Either side might then simply try to “break the ice” by engaging in acts of kindness or making polite gestures to the other side, perhaps by way of a small gift or an apology, indicating their willingness to the other side to be more co-operative. They might even admit that their communication style could be better.
Or if the other side does something helpful, they might express thanks or be helpful in return. This promotes repetition of co-operative acts, sending conciliatory signals without conveying any message of weakness.
Often negotiations can be re-opened by a proposal to discuss procedural matters or rules, such as suggesting a neutral location for a meeting, the agenda for such a meeting, the time limits for discussion, or the method for keeping records.
Following procedural suggestions with suggestions as to which issues should be given priority whenever the parties resume their discussion may provide an incentive to return to the negotiating table. While this option requires the parties to acknowledge their deadlock, it at least forces them to list the various issues from those most important to those least important from their perspective, and encourages them to return with their list of priorities in the hope that there might be enough trade-offs to eventually arrive at a bargain. Creating the list allows each party to clarify what it is asking for and why, and reminds each party that it will seldom achieve everything it wants and that it must give up a few things to be realistic.
If setting such priorities does not seem possible for the parties, they may instead be able to identify a few things they each have in common. Despite their many differences, they may both share a couple of overriding goals, or have a mutuality of interest in certain things, such as their reputation among customers and suppliers within their industry, or the need for them to work together in the future. Reminding each other of these may be sufficient to get the parties to resume their negotiations.
If finding something in common between them is difficult, it may still be possible for each party to generate one or more acceptable solutions as a means of indicating their flexibility in the process even though their original demand will remain entrenched and unsatisfied. For example, instead of continuing to insist upon a specific dollar amount, one of the parties might suggest a generally accepted range of dollar amounts appropriate for the issue being addressed.
One technique often used to restart negotiations is for one party to acknowledge the other’s interests, demonstrating that those interests have been heard. By listening and re-stating what the other party has said, a willingness to understand the other’s interests and feelings is indicated. Any ambiguity may be clarified as well.
When each party states its own interests, it allows that party to move off its initial, perhaps hardened, position so long as whatever solution the parties may arrive at, their solution will incorporate those interests. While one party may oppose the initial position taken by the other, it will be difficult to oppose the interests of the other. The parties may then be prepared to carry on with their negotiations by surrendering their initial positions without surrendering their interests.
For a party that has always insisted that its solution towards arriving at an agreement is the only solution, and that it will not unilaterally make any concessions, it is difficult to get that party to move off that position. It may be necessary for the other party to offer something in return, asking whether they have something of value they might exchange. This approach is often called “tit for tat” negotiating, or even “haggling”, although it not normally regarded as an acceptable alternative to other methods which reflect the view that negotiation is essentially an exercise in problem solving, or at least an exercise in focusing on party interests, not positions.

------------------------------------------------------------

_Set exercise 1_
Decide whether each statement, (a), (b) and (c), agrees with the passage on restarting negotiations, and support each yes or no with the deciding words quoted exactly.
(a) Creating a list of priorities reminds each party that it will seldom get everything it wants.
(b) Suggesting a neutral location for a meeting is given as one of the procedural matters.
(c) Repeated co-operative acts are said to send a message of weakness.
_Set exercise 2_
Answer these questions on the passage on restarting negotiations.
(a) What two small gestures are offered as ways to "break the ice"?
(b) What might a party suggest instead of insisting on a specific dollar amount?
(c) What does listening to and restating what the other party has said indicate?
_Set exercise 3_
Copy the passage on restarting negotiations from "Or if the other" to "message of weakness.", and rename "conciliatory" as "reassuring".
Answer from the passage on restarting negotiations alone.

_Data extract_
------------------------------------------------------------

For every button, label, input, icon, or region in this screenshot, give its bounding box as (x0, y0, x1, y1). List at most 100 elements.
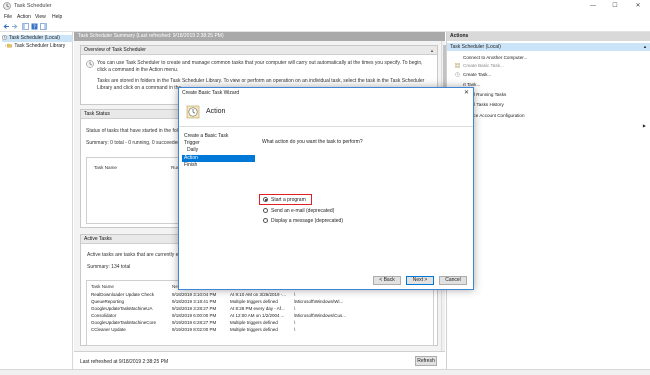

------------------------------------------------------------

_Task solution 1_
(a) Yes: "reminds each party that it will seldom achieve everything it wants"
(b) Yes: "such as suggesting a neutral location for a meeting"
(c) No: "sending conciliatory signals without conveying any message of weakness"

_Task solution 2_
(a) A small gift or an apology.
(b) A generally accepted range of dollar amounts appropriate for the issue being addressed.
(c) A willingness to understand the other's interests and feelings.

_Task solution 3_
Or if the other side does something helpful, they might express thanks or be helpful in return. This promotes repetition of co-operative acts, sending reassuring signals without conveying any message of weakness.